Collected data entries:

========================

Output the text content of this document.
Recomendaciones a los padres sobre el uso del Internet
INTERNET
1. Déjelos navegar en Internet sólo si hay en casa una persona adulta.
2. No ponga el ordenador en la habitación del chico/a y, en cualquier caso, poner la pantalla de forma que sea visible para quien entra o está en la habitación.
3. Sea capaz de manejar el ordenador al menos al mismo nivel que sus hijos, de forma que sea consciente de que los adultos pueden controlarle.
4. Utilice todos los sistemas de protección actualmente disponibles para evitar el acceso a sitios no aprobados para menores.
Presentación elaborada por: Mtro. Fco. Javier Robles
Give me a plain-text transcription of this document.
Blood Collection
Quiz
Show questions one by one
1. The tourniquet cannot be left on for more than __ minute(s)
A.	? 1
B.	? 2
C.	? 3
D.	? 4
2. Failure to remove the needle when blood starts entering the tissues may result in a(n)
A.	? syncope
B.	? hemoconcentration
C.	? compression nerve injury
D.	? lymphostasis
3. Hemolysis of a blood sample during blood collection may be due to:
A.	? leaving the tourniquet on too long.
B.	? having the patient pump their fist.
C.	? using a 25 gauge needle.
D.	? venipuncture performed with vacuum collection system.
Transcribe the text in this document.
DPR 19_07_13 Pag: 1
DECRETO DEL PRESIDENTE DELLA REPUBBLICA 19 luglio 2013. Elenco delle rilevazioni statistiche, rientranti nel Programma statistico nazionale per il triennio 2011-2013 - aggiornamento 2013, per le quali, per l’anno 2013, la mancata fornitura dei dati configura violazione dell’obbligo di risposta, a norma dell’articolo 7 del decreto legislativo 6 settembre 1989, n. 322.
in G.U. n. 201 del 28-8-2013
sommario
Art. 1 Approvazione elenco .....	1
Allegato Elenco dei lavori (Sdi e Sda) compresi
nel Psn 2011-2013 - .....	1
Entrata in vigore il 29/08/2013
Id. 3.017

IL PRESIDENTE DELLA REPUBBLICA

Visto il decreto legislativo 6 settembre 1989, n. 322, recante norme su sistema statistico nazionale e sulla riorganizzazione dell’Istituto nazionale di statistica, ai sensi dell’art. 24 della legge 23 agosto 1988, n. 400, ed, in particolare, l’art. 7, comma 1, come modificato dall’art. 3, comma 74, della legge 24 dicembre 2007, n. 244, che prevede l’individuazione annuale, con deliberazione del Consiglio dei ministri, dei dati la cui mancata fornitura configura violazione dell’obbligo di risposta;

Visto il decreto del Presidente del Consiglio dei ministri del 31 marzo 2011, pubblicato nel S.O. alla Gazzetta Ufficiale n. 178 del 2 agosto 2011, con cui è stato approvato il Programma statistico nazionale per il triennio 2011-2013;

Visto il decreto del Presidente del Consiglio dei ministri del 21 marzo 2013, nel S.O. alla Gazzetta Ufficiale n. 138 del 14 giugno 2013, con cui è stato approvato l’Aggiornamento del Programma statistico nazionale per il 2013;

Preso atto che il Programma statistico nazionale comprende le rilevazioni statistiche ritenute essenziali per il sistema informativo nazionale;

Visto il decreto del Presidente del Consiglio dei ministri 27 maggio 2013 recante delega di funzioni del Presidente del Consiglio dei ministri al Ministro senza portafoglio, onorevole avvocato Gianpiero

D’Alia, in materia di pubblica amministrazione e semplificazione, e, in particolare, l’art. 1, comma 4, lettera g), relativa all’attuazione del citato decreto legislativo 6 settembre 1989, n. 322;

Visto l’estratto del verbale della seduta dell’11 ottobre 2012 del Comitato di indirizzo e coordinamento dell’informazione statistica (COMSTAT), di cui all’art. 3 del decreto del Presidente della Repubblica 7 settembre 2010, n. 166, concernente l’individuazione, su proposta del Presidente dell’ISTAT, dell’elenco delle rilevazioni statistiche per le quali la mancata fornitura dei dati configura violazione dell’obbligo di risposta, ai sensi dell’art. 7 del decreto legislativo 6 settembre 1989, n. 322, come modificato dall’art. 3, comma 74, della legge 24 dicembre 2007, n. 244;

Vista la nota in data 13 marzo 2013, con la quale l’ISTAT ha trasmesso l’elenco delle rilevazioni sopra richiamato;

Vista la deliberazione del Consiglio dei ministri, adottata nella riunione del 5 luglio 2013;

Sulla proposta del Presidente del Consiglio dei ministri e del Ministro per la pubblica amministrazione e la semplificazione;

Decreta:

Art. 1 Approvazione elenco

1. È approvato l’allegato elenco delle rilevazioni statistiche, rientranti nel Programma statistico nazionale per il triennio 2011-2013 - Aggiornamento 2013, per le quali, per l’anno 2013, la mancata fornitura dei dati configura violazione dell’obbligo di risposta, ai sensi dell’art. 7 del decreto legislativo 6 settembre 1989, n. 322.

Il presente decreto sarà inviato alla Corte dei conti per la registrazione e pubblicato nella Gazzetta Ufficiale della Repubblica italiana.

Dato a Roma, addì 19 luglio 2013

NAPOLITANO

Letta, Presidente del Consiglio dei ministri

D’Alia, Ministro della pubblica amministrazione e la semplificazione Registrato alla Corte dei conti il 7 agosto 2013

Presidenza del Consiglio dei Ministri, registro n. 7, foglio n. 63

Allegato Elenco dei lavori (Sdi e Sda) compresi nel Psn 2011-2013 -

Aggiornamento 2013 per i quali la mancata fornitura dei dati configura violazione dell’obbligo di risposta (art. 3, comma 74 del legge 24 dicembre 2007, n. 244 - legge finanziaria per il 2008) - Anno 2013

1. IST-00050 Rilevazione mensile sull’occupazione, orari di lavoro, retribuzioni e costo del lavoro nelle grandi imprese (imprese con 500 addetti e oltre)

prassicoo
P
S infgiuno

========================

• _Task prompt_
Give back the data above exactly as it appears.

• _Reply to the exercise_
Output the text content of this document.
Recomendaciones a los padres sobre el uso del Internet
INTERNET
1. Déjelos navegar en Internet sólo si hay en casa una persona adulta.
2. No ponga el ordenador en la habitación del chico/a y, en cualquier caso, poner la pantalla de forma que sea visible para quien entra o está en la habitación.
3. Sea capaz de manejar el ordenador al menos al mismo nivel que sus hijos, de forma que sea consciente de que los adultos pueden controlarle.
4. Utilice todos los sistemas de protección actualmente disponibles para evitar el acceso a sitios no aprobados para menores.
Presentación elaborada por: Mtro. Fco. Javier Robles
Give me a plain-text transcription of this document.
Blood Collection
Quiz
Show questions one by one
1. The tourniquet cannot be left on for more than __ minute(s)
A.	? 1
B.	? 2
C.	? 3
D.	? 4
2. Failure to remove the needle when blood starts entering the tissues may result in a(n)
A.	? syncope
B.	? hemoconcentration
C.	? compression nerve injury
D.	? lymphostasis
3. Hemolysis of a blood sample during blood collection may be due to:
A.	? leaving the tourniquet on too long.
B.	? having the patient pump their fist.
C.	? using a 25 gauge needle.
D.	? venipuncture performed with vacuum collection system.
Transcribe the text in this document.
DPR 19_07_13 Pag: 1
DECRETO DEL PRESIDENTE DELLA REPUBBLICA 19 luglio 2013. Elenco delle rilevazioni statistiche, rientranti nel Programma statistico nazionale per il triennio 2011-2013 - aggiornamento 2013, per le quali, per l’anno 2013, la mancata fornitura dei dati configura violazione dell’obbligo di risposta, a norma dell’articolo 7 del decreto legislativo 6 settembre 1989, n. 322.
in G.U. n. 201 del 28-8-2013
sommario
Art. 1 Approvazione elenco .....	1
Allegato Elenco dei lavori (Sdi e Sda) compresi
nel Psn 2011-2013 - .....	1
Entrata in vigore il 29/08/2013
Id. 3.017

IL PRESIDENTE DELLA REPUBBLICA

Visto il decreto legislativo 6 settembre 1989, n. 322, recante norme su sistema statistico nazionale e sulla riorganizzazione dell’Istituto nazionale di statistica, ai sensi dell’art. 24 della legge 23 agosto 1988, n. 400, ed, in particolare, l’art. 7, comma 1, come modificato dall’art. 3, comma 74, della legge 24 dicembre 2007, n. 244, che prevede l’individuazione annuale, con deliberazione del Consiglio dei ministri, dei dati la cui mancata fornitura configura violazione dell’obbligo di risposta;

Visto il decreto del Presidente del Consiglio dei ministri del 31 marzo 2011, pubblicato nel S.O. alla Gazzetta Ufficiale n. 178 del 2 agosto 2011, con cui è stato approvato il Programma statistico nazionale per il triennio 2011-2013;

Visto il decreto del Presidente del Consiglio dei ministri del 21 marzo 2013, nel S.O. alla Gazzetta Ufficiale n. 138 del 14 giugno 2013, con cui è stato approvato l’Aggiornamento del Programma statistico nazionale per il 2013;

Preso atto che il Programma statistico nazionale comprende le rilevazioni statistiche ritenute essenziali per il sistema informativo nazionale;

Visto il decreto del Presidente del Consiglio dei ministri 27 maggio 2013 recante delega di funzioni del Presidente del Consiglio dei ministri al Ministro senza portafoglio, onorevole avvocato Gianpiero

D’Alia, in materia di pubblica amministrazione e semplificazione, e, in particolare, l’art. 1, comma 4, lettera g), relativa all’attuazione del citato decreto legislativo 6 settembre 1989, n. 322;

Visto l’estratto del verbale della seduta dell’11 ottobre 2012 del Comitato di indirizzo e coordinamento dell’informazione statistica (COMSTAT), di cui all’art. 3 del decreto del Presidente della Repubblica 7 settembre 2010, n. 166, concernente l’individuazione, su proposta del Presidente dell’ISTAT, dell’elenco delle rilevazioni statistiche per le quali la mancata fornitura dei dati configura violazione dell’obbligo di risposta, ai sensi dell’art. 7 del decreto legislativo 6 settembre 1989, n. 322, come modificato dall’art. 3, comma 74, della legge 24 dicembre 2007, n. 244;

Vista la nota in data 13 marzo 2013, con la quale l’ISTAT ha trasmesso l’elenco delle rilevazioni sopra richiamato;

Vista la deliberazione del Consiglio dei ministri, adottata nella riunione del 5 luglio 2013;

Sulla proposta del Presidente del Consiglio dei ministri e del Ministro per la pubblica amministrazione e la semplificazione;

Decreta:

Art. 1 Approvazione elenco

1. È approvato l’allegato elenco delle rilevazioni statistiche, rientranti nel Programma statistico nazionale per il triennio 2011-2013 - Aggiornamento 2013, per le quali, per l’anno 2013, la mancata fornitura dei dati configura violazione dell’obbligo di risposta, ai sensi dell’art. 7 del decreto legislativo 6 settembre 1989, n. 322.

Il presente decreto sarà inviato alla Corte dei conti per la registrazione e pubblicato nella Gazzetta Ufficiale della Repubblica italiana.

Dato a Roma, addì 19 luglio 2013

NAPOLITANO

Letta, Presidente del Consiglio dei ministri

D’Alia, Ministro della pubblica amministrazione e la semplificazione Registrato alla Corte dei conti il 7 agosto 2013

Presidenza del Consiglio dei Ministri, registro n. 7, foglio n. 63

Allegato Elenco dei lavori (Sdi e Sda) compresi nel Psn 2011-2013 -

Aggiornamento 2013 per i quali la mancata fornitura dei dati configura violazione dell’obbligo di risposta (art. 3, comma 74 del legge 24 dicembre 2007, n. 244 - legge finanziaria per il 2008) - Anno 2013

1. IST-00050 Rilevazione mensile sull’occupazione, orari di lavoro, retribuzioni e costo del lavoro nelle grandi imprese (imprese con 500 addetti e oltre)

prassicoo
P
S infgiuno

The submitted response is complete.